_EXERCISE DESCRIPTION_. Copy out, unchanged, the part of the material that opens with the line containing "260, 1736, 280]" and closes with the line containing "308, 1480, 348]", including both of those lines.

Element box material
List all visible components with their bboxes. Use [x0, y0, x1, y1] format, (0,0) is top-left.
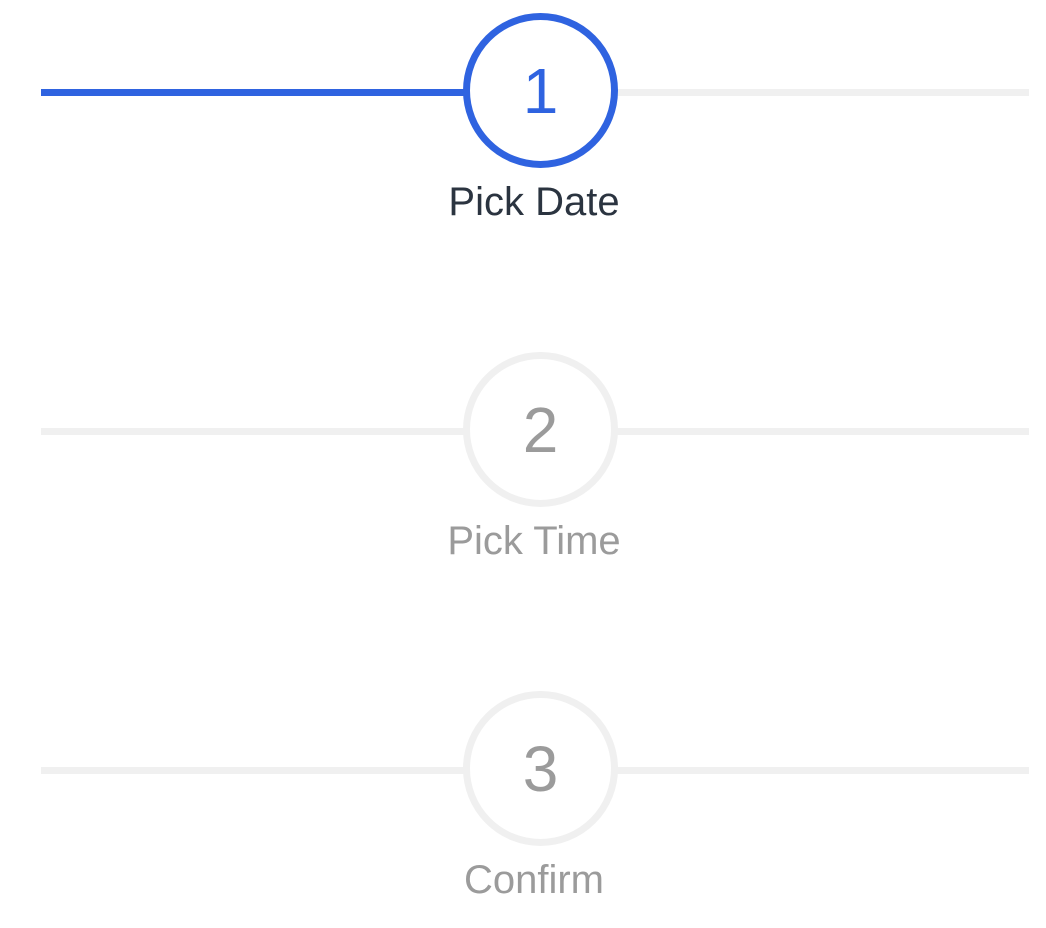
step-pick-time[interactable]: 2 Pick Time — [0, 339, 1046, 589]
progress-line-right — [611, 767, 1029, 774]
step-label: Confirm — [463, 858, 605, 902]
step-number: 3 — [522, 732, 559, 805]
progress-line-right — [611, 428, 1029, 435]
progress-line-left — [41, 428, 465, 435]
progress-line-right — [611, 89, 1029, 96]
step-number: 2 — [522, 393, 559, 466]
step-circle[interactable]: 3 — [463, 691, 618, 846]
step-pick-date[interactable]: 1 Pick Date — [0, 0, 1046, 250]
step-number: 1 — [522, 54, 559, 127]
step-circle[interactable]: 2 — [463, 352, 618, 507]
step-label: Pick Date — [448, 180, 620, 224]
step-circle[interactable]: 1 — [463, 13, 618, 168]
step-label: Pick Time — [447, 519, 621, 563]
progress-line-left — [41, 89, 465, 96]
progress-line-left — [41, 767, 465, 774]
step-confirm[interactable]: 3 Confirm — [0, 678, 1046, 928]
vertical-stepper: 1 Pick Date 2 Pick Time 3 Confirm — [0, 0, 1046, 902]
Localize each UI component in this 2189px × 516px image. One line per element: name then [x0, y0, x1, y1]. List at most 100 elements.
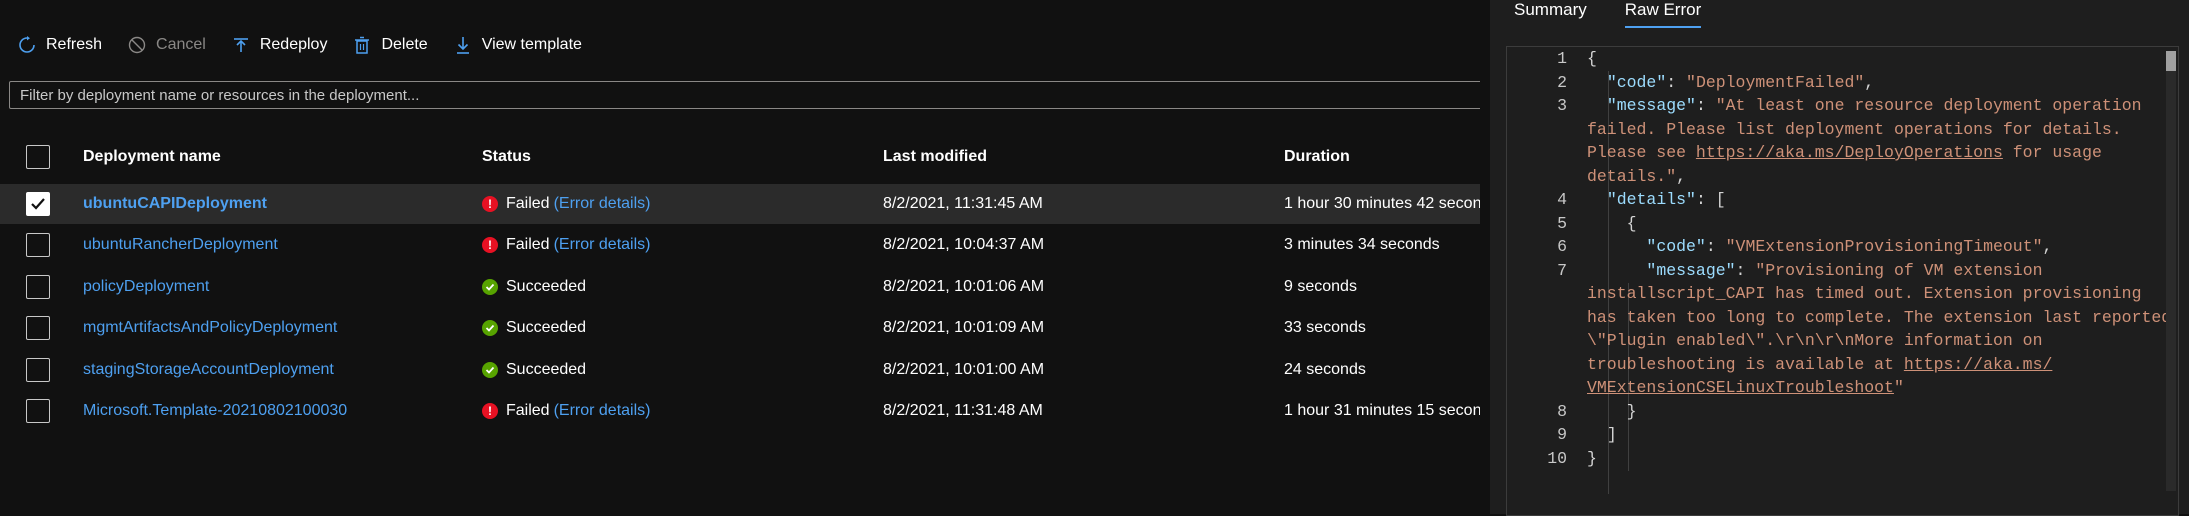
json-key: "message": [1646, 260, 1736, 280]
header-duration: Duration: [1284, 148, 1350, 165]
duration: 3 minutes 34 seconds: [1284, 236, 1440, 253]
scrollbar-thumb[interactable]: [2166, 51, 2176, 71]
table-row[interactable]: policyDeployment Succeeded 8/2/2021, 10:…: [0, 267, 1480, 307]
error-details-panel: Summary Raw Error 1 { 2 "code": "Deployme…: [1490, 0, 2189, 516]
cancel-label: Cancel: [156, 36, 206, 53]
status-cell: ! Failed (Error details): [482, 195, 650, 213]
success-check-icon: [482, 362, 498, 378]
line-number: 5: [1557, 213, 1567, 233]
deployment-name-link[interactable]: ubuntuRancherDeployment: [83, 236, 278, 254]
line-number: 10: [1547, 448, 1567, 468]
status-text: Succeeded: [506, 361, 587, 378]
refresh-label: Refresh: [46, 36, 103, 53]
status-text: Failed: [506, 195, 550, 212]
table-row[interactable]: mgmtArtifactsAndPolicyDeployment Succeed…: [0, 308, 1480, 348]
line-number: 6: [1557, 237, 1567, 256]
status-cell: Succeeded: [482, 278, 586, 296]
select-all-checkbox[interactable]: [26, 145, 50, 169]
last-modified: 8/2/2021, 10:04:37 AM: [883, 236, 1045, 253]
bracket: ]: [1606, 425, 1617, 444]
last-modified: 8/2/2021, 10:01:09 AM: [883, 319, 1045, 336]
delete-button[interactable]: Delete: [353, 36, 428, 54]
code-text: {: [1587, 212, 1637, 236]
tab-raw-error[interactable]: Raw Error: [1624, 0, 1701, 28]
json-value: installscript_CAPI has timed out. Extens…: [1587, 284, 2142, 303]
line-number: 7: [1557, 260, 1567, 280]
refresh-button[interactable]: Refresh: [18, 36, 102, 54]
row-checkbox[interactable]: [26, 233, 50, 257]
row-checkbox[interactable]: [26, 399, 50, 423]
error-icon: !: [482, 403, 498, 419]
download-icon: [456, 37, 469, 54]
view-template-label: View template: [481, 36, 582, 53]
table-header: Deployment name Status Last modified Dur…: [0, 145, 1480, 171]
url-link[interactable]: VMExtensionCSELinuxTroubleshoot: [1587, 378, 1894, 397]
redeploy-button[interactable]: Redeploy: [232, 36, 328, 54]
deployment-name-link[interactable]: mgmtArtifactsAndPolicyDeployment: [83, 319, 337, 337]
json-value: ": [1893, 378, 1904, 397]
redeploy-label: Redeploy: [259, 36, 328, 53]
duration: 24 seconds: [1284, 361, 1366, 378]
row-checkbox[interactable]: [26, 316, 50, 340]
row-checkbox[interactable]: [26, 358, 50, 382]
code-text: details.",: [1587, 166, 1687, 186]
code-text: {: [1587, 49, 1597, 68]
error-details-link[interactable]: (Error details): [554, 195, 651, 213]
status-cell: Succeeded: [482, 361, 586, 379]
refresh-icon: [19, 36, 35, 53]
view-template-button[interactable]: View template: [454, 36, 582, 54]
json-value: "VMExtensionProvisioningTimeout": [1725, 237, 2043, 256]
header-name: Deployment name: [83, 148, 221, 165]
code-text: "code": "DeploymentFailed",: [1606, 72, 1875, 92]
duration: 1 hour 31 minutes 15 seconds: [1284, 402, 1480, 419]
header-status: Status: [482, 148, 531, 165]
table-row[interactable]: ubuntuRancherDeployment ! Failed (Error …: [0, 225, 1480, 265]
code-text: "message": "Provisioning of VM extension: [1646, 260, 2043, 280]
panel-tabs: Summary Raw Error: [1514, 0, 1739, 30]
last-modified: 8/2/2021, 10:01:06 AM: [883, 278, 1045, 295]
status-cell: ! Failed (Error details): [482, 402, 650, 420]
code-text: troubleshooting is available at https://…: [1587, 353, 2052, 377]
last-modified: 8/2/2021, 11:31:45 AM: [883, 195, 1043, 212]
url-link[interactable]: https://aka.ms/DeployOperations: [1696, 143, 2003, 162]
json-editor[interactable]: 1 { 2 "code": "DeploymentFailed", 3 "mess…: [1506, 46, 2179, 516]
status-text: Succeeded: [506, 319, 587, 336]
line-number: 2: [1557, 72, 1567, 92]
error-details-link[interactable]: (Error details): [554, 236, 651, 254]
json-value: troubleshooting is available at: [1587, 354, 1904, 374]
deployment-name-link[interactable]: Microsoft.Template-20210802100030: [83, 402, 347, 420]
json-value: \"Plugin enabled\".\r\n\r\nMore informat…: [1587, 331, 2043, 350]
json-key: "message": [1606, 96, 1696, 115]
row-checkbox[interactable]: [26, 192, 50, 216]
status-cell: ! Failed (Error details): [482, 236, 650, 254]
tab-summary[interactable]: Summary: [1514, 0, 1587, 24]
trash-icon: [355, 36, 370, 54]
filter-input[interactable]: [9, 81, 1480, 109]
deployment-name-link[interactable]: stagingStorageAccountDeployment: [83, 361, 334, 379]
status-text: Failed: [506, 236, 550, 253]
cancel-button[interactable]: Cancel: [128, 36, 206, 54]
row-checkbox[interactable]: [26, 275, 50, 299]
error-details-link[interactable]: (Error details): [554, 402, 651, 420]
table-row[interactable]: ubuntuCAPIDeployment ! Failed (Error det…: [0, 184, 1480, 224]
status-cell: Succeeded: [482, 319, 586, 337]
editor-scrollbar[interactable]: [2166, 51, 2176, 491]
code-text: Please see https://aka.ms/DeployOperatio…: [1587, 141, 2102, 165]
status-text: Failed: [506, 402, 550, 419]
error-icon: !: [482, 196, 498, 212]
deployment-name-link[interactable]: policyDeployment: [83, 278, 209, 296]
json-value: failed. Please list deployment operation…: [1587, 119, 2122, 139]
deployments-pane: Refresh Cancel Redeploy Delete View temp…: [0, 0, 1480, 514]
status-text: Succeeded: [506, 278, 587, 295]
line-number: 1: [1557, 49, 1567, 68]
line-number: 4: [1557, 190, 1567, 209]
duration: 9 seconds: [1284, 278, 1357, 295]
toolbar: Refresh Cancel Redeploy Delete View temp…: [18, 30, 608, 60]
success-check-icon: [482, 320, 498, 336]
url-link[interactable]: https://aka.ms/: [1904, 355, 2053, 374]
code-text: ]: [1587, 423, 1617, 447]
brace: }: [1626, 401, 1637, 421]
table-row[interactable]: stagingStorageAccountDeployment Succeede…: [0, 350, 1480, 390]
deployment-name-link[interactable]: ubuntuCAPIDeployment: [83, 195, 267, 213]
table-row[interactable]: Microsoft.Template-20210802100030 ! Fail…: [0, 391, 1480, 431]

_FINAL RESULT_.
json-key: "message": [1646, 260, 1736, 280]
header-duration: Duration: [1284, 148, 1350, 165]
duration: 3 minutes 34 seconds: [1284, 236, 1440, 253]
scrollbar-thumb[interactable]: [2166, 51, 2176, 71]
table-row[interactable]: policyDeployment Succeeded 8/2/2021, 10:…: [0, 267, 1480, 307]
error-details-panel: Summary Raw Error 1 { 2 "code": "Deployme…: [1490, 0, 2189, 516]
cancel-label: Cancel: [156, 36, 206, 53]
status-cell: ! Failed (Error details): [482, 195, 650, 213]
success-check-icon: [482, 362, 498, 378]
line-number: 5: [1557, 213, 1567, 233]
deployment-name-link[interactable]: ubuntuRancherDeployment: [83, 236, 278, 254]
line-number: 10: [1547, 448, 1567, 468]
status-text: Succeeded: [506, 361, 587, 378]
refresh-label: Refresh: [46, 36, 103, 53]
status-text: Failed: [506, 195, 550, 212]
table-row[interactable]: mgmtArtifactsAndPolicyDeployment Succeed…: [0, 308, 1480, 348]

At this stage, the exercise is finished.